• **MATERIAL FOR THIS TASK**

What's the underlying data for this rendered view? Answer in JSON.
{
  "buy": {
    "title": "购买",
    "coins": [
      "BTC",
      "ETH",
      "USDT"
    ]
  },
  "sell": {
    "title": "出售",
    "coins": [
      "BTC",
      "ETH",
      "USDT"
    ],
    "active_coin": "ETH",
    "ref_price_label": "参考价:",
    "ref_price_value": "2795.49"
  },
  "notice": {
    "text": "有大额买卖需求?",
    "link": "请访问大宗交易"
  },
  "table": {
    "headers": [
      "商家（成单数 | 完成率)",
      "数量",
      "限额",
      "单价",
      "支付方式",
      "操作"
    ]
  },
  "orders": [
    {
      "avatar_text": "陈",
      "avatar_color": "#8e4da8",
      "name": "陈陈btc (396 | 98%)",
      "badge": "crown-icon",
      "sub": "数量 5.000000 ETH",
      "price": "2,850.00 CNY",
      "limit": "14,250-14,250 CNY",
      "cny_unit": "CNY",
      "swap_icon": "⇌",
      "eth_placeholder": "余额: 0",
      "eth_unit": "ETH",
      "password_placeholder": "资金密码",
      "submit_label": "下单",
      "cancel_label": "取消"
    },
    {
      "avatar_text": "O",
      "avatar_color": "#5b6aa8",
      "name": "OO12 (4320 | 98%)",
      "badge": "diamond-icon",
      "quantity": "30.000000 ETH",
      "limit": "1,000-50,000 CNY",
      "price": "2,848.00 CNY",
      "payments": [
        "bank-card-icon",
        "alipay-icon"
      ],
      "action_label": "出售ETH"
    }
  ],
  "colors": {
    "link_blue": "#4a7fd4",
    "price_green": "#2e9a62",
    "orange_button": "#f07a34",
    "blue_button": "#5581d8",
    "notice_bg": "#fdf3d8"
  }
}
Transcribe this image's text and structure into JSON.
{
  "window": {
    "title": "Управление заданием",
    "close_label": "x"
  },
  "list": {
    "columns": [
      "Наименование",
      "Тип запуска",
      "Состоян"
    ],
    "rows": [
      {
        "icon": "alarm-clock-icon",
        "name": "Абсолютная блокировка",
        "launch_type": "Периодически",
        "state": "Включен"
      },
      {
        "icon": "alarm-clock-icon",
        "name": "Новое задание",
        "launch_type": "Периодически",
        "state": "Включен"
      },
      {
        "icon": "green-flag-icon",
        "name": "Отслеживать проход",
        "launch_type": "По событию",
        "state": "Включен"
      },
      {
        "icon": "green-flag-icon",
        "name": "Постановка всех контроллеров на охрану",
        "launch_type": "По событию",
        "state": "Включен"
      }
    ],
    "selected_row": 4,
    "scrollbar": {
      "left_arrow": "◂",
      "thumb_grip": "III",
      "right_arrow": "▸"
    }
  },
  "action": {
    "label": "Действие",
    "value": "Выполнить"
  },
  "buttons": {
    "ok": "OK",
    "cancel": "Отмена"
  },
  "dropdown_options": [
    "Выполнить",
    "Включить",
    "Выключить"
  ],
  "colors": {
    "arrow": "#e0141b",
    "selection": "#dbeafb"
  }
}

• **EXERCISE TASK**
Make an exact copy of all the data.

• **TASK SOLUTION**
What's the underlying data for this rendered view? Answer in JSON.
{
  "buy": {
    "title": "购买",
    "coins": [
      "BTC",
      "ETH",
      "USDT"
    ]
  },
  "sell": {
    "title": "出售",
    "coins": [
      "BTC",
      "ETH",
      "USDT"
    ],
    "active_coin": "ETH",
    "ref_price_label": "参考价:",
    "ref_price_value": "2795.49"
  },
  "notice": {
    "text": "有大额买卖需求?",
    "link": "请访问大宗交易"
  },
  "table": {
    "headers": [
      "商家（成单数 | 完成率)",
      "数量",
      "限额",
      "单价",
      "支付方式",
      "操作"
    ]
  },
  "orders": [
    {
      "avatar_text": "陈",
      "avatar_color": "#8e4da8",
      "name": "陈陈btc (396 | 98%)",
      "badge": "crown-icon",
      "sub": "数量 5.000000 ETH",
      "price": "2,850.00 CNY",
      "limit": "14,250-14,250 CNY",
      "cny_unit": "CNY",
      "swap_icon": "⇌",
      "eth_placeholder": "余额: 0",
      "eth_unit": "ETH",
      "password_placeholder": "资金密码",
      "submit_label": "下单",
      "cancel_label": "取消"
    },
    {
      "avatar_text": "O",
      "avatar_color": "#5b6aa8",
      "name": "OO12 (4320 | 98%)",
      "badge": "diamond-icon",
      "quantity": "30.000000 ETH",
      "limit": "1,000-50,000 CNY",
      "price": "2,848.00 CNY",
      "payments": [
        "bank-card-icon",
        "alipay-icon"
      ],
      "action_label": "出售ETH"
    }
  ],
  "colors": {
    "link_blue": "#4a7fd4",
    "price_green": "#2e9a62",
    "orange_button": "#f07a34",
    "blue_button": "#5581d8",
    "notice_bg": "#fdf3d8"
  }
}
Transcribe this image's text and structure into JSON.
{
  "window": {
    "title": "Управление заданием",
    "close_label": "x"
  },
  "list": {
    "columns": [
      "Наименование",
      "Тип запуска",
      "Состоян"
    ],
    "rows": [
      {
        "icon": "alarm-clock-icon",
        "name": "Абсолютная блокировка",
        "launch_type": "Периодически",
        "state": "Включен"
      },
      {
        "icon": "alarm-clock-icon",
        "name": "Новое задание",
        "launch_type": "Периодически",
        "state": "Включен"
      },
      {
        "icon": "green-flag-icon",
        "name": "Отслеживать проход",
        "launch_type": "По событию",
        "state": "Включен"
      },
      {
        "icon": "green-flag-icon",
        "name": "Постановка всех контроллеров на охрану",
        "launch_type": "По событию",
        "state": "Включен"
      }
    ],
    "selected_row": 4,
    "scrollbar": {
      "left_arrow": "◂",
      "thumb_grip": "III",
      "right_arrow": "▸"
    }
  },
  "action": {
    "label": "Действие",
    "value": "Выполнить"
  },
  "buttons": {
    "ok": "OK",
    "cancel": "Отмена"
  },
  "dropdown_options": [
    "Выполнить",
    "Включить",
    "Выключить"
  ],
  "colors": {
    "arrow": "#e0141b",
    "selection": "#dbeafb"
  }
}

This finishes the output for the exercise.